Each entry must be given again exactly; images do not belong in the copy.

..........

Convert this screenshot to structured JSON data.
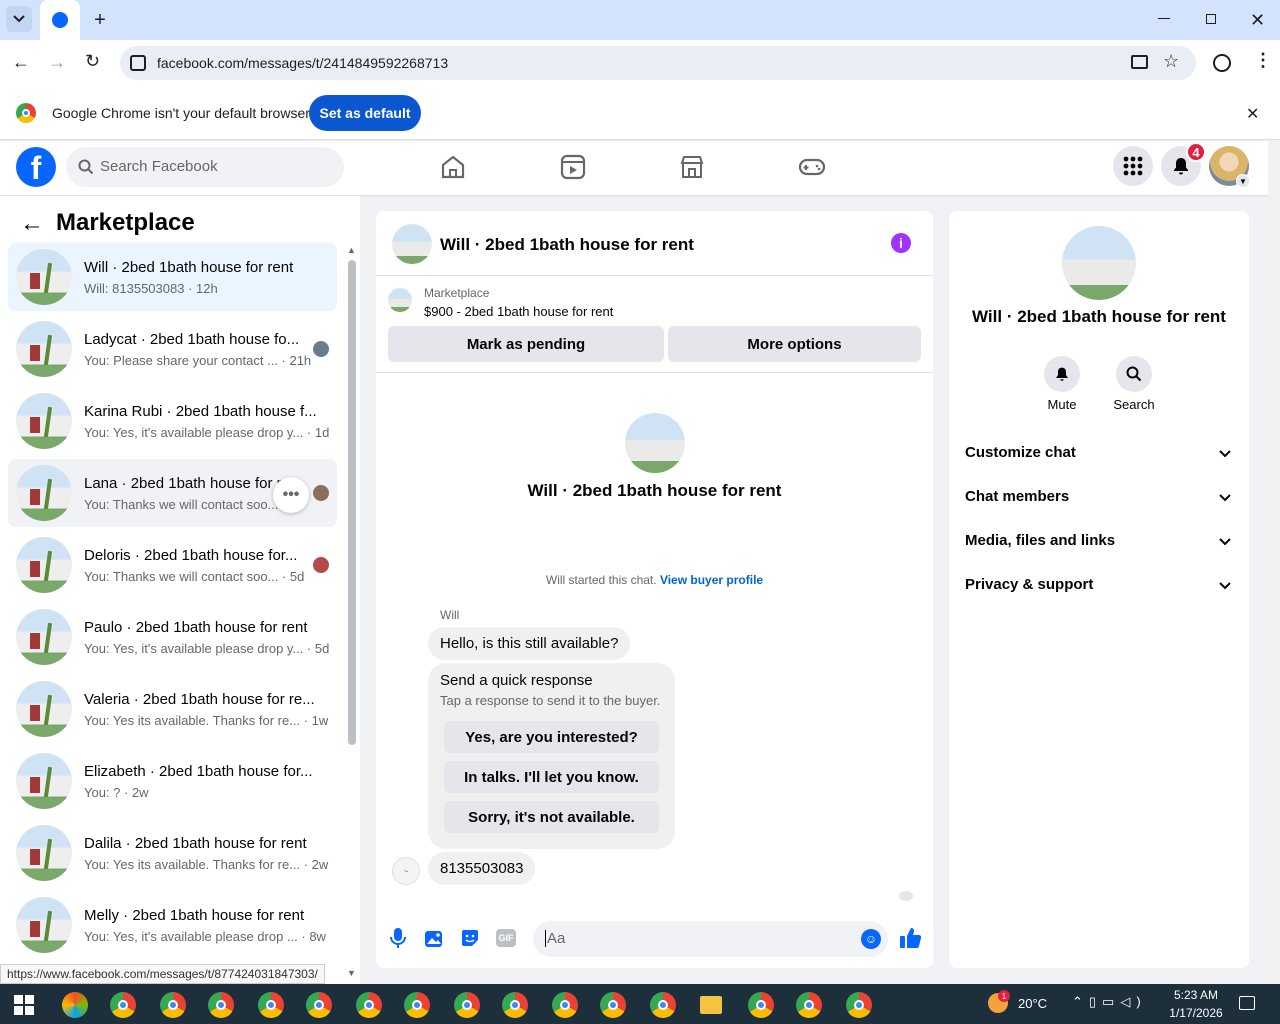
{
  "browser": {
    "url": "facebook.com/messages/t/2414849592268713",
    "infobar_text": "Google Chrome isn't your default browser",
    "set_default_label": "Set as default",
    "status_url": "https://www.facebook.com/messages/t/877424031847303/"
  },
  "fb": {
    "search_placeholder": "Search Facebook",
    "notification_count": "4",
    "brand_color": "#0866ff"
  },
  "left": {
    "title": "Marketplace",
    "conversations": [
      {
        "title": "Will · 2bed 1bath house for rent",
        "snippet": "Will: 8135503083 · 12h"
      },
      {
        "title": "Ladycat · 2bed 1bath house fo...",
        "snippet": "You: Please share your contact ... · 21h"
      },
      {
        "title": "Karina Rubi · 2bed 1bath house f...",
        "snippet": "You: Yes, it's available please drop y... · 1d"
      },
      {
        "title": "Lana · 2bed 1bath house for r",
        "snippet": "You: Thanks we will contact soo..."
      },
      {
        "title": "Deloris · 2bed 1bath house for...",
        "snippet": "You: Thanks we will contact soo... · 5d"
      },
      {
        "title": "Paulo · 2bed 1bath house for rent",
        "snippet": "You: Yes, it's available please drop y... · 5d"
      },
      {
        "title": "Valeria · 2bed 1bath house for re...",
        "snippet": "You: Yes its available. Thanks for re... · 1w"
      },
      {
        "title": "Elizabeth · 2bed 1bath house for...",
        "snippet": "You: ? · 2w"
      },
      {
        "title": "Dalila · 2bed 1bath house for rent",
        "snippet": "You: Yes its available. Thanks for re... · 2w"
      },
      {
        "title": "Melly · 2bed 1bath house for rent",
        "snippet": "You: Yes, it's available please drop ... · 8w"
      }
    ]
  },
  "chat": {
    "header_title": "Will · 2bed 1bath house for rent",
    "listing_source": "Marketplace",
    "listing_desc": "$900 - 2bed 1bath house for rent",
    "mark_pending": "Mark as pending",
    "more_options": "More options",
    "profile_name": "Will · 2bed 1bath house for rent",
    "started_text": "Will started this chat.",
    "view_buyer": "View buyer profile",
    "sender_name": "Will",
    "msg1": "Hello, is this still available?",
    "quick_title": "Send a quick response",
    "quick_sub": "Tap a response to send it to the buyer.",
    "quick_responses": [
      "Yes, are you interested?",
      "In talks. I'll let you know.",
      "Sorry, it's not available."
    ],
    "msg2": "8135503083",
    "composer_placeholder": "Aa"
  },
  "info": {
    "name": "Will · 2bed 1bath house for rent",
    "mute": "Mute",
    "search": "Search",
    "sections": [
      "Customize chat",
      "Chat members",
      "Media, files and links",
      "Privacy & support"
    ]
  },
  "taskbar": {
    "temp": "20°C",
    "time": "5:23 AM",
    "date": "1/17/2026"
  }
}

..........

> [ANSWER BELOW]:
Convert this screenshot to structured JSON data.
{
  "browser": {
    "url": "facebook.com/messages/t/2414849592268713",
    "infobar_text": "Google Chrome isn't your default browser",
    "set_default_label": "Set as default",
    "status_url": "https://www.facebook.com/messages/t/877424031847303/"
  },
  "fb": {
    "search_placeholder": "Search Facebook",
    "notification_count": "4",
    "brand_color": "#0866ff"
  },
  "left": {
    "title": "Marketplace",
    "conversations": [
      {
        "title": "Will · 2bed 1bath house for rent",
        "snippet": "Will: 8135503083 · 12h"
      },
      {
        "title": "Ladycat · 2bed 1bath house fo...",
        "snippet": "You: Please share your contact ... · 21h"
      },
      {
        "title": "Karina Rubi · 2bed 1bath house f...",
        "snippet": "You: Yes, it's available please drop y... · 1d"
      },
      {
        "title": "Lana · 2bed 1bath house for r",
        "snippet": "You: Thanks we will contact soo..."
      },
      {
        "title": "Deloris · 2bed 1bath house for...",
        "snippet": "You: Thanks we will contact soo... · 5d"
      },
      {
        "title": "Paulo · 2bed 1bath house for rent",
        "snippet": "You: Yes, it's available please drop y... · 5d"
      },
      {
        "title": "Valeria · 2bed 1bath house for re...",
        "snippet": "You: Yes its available. Thanks for re... · 1w"
      },
      {
        "title": "Elizabeth · 2bed 1bath house for...",
        "snippet": "You: ? · 2w"
      },
      {
        "title": "Dalila · 2bed 1bath house for rent",
        "snippet": "You: Yes its available. Thanks for re... · 2w"
      },
      {
        "title": "Melly · 2bed 1bath house for rent",
        "snippet": "You: Yes, it's available please drop ... · 8w"
      }
    ]
  },
  "chat": {
    "header_title": "Will · 2bed 1bath house for rent",
    "listing_source": "Marketplace",
    "listing_desc": "$900 - 2bed 1bath house for rent",
    "mark_pending": "Mark as pending",
    "more_options": "More options",
    "profile_name": "Will · 2bed 1bath house for rent",
    "started_text": "Will started this chat.",
    "view_buyer": "View buyer profile",
    "sender_name": "Will",
    "msg1": "Hello, is this still available?",
    "quick_title": "Send a quick response",
    "quick_sub": "Tap a response to send it to the buyer.",
    "quick_responses": [
      "Yes, are you interested?",
      "In talks. I'll let you know.",
      "Sorry, it's not available."
    ],
    "msg2": "8135503083",
    "composer_placeholder": "Aa"
  },
  "info": {
    "name": "Will · 2bed 1bath house for rent",
    "mute": "Mute",
    "search": "Search",
    "sections": [
      "Customize chat",
      "Chat members",
      "Media, files and links",
      "Privacy & support"
    ]
  },
  "taskbar": {
    "temp": "20°C",
    "time": "5:23 AM",
    "date": "1/17/2026"
  }
}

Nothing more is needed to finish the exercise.